Copy every line of the entries that includes the word "grid".

==================================================

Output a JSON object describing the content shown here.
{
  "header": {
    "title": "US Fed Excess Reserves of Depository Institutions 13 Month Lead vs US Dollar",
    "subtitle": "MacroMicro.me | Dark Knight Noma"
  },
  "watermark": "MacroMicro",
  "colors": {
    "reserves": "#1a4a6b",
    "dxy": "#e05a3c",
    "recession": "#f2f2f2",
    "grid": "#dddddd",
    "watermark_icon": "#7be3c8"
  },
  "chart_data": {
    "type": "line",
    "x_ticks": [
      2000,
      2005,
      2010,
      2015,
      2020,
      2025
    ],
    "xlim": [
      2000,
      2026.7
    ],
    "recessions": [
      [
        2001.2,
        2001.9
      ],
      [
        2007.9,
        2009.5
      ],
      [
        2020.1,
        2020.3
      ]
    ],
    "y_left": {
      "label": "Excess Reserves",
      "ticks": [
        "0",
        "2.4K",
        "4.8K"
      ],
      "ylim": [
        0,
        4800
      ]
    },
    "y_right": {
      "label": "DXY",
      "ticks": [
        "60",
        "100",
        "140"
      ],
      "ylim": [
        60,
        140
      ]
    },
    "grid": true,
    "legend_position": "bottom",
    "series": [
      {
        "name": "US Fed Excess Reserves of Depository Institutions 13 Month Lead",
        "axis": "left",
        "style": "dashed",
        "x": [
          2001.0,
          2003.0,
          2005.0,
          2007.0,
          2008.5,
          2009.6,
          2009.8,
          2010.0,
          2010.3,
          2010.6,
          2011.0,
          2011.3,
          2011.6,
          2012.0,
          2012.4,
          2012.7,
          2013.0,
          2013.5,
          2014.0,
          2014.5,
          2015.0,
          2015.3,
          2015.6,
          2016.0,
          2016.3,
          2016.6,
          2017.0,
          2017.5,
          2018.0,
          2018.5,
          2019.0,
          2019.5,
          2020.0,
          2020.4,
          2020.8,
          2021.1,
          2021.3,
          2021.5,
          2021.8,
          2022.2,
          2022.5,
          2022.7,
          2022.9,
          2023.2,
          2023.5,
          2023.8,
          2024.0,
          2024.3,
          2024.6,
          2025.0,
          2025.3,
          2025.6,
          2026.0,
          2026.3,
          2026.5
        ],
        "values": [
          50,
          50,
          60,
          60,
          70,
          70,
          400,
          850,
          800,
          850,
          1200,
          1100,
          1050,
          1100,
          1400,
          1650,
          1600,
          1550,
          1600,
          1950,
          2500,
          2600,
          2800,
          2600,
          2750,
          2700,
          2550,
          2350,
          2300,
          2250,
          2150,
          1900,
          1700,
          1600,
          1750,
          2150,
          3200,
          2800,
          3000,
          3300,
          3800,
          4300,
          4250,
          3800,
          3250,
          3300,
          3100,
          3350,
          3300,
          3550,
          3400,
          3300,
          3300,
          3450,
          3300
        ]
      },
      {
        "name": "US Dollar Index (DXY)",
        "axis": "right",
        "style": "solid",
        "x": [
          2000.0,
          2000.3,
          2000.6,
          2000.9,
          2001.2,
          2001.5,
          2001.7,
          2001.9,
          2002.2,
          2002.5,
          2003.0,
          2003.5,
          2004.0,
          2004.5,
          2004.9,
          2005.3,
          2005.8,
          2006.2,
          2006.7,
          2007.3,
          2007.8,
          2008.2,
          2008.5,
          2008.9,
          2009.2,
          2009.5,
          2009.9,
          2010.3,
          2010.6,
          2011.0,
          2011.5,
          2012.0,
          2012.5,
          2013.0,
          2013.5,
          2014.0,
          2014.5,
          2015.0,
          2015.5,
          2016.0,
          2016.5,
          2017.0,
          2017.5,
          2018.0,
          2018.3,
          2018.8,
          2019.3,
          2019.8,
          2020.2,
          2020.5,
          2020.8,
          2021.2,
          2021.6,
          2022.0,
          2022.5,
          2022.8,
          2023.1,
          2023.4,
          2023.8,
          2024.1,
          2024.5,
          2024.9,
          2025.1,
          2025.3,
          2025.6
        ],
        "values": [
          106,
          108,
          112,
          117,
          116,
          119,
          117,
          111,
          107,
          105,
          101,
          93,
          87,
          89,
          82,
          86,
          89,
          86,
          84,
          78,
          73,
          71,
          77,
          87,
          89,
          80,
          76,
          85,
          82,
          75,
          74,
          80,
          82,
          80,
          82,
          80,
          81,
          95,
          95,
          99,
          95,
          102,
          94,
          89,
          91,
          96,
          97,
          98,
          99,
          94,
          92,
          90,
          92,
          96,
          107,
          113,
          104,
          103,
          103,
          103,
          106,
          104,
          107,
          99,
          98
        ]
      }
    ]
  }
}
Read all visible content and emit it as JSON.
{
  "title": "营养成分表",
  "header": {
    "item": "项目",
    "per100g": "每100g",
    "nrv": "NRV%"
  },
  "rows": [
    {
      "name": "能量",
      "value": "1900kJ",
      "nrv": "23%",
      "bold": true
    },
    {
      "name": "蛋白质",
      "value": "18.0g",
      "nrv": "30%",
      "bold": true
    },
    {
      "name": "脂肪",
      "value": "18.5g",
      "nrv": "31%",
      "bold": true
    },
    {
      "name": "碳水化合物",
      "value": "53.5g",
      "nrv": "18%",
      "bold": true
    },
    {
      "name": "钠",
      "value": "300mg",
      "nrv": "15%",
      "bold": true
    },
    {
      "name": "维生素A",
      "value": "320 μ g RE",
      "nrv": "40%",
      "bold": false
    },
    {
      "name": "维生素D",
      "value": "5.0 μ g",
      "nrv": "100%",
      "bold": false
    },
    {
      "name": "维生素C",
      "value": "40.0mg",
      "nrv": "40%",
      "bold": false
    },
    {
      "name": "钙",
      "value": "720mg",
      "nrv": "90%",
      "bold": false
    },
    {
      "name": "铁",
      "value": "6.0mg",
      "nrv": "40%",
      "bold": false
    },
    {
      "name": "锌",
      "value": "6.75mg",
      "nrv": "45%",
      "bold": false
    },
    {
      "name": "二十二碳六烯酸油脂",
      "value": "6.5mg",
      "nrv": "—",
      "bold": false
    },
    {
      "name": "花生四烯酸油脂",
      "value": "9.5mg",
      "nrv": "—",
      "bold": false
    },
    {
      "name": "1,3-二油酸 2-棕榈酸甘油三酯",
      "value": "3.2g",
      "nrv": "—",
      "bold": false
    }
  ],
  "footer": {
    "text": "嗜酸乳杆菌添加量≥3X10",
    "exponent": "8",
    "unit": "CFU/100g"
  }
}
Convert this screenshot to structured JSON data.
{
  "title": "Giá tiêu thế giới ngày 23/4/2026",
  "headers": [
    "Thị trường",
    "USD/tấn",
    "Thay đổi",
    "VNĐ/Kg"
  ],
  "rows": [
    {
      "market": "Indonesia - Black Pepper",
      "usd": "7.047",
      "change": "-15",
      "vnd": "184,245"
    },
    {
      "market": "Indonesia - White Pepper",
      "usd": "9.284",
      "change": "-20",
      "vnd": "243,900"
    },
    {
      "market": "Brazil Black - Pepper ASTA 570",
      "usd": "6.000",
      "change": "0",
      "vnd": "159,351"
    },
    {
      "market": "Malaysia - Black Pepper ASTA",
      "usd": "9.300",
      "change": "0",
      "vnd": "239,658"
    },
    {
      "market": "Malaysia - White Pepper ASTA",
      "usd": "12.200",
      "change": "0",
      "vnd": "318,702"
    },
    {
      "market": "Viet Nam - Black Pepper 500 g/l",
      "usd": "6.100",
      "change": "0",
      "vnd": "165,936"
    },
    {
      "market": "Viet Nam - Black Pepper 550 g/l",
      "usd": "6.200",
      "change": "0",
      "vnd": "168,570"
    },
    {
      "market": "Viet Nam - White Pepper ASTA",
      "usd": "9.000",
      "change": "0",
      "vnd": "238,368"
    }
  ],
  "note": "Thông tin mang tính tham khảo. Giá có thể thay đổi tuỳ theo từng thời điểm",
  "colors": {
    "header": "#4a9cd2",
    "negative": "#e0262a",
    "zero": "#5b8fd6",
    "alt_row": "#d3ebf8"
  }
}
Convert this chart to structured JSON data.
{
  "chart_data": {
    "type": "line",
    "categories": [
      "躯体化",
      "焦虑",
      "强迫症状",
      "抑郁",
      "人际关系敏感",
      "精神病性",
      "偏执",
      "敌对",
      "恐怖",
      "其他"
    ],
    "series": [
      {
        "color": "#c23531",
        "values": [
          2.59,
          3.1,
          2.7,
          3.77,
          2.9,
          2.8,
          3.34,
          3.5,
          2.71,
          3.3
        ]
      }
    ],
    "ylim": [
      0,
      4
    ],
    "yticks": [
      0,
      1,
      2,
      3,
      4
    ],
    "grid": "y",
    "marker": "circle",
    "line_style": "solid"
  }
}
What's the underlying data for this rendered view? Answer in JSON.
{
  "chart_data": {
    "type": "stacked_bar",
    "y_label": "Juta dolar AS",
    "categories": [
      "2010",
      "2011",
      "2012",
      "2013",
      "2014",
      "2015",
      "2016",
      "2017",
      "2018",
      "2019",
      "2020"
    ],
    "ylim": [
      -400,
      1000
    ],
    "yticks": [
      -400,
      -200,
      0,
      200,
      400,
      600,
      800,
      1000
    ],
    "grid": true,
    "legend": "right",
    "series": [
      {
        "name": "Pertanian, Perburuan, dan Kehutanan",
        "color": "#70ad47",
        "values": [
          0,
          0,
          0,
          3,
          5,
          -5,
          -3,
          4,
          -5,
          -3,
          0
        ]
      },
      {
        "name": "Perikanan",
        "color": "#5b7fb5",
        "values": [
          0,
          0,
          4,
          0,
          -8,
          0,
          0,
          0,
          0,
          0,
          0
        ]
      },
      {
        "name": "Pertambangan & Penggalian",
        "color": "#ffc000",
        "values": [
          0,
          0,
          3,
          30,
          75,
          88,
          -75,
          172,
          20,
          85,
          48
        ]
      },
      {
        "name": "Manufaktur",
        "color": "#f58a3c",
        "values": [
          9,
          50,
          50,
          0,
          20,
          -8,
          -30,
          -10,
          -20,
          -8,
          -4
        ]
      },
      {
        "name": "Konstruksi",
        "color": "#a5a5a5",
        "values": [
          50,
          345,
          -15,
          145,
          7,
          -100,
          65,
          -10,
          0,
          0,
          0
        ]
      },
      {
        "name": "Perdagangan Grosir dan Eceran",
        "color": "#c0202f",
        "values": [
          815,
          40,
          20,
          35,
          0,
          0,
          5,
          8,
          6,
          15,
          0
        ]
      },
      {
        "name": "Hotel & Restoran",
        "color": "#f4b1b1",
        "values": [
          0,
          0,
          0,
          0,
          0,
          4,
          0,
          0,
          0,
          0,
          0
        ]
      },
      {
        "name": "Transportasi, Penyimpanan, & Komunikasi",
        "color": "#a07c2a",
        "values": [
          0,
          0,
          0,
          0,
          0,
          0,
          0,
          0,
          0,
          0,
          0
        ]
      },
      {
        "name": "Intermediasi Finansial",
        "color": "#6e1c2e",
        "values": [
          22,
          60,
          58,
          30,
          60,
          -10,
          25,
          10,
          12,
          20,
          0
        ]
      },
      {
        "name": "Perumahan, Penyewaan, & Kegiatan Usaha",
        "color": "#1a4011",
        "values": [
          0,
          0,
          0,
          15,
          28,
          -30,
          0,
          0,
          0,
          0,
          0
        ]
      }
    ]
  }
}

==================================================

Exercise result:
    "grid": "#dddddd",
    "grid": true,
    "grid": "y",
    "grid": true,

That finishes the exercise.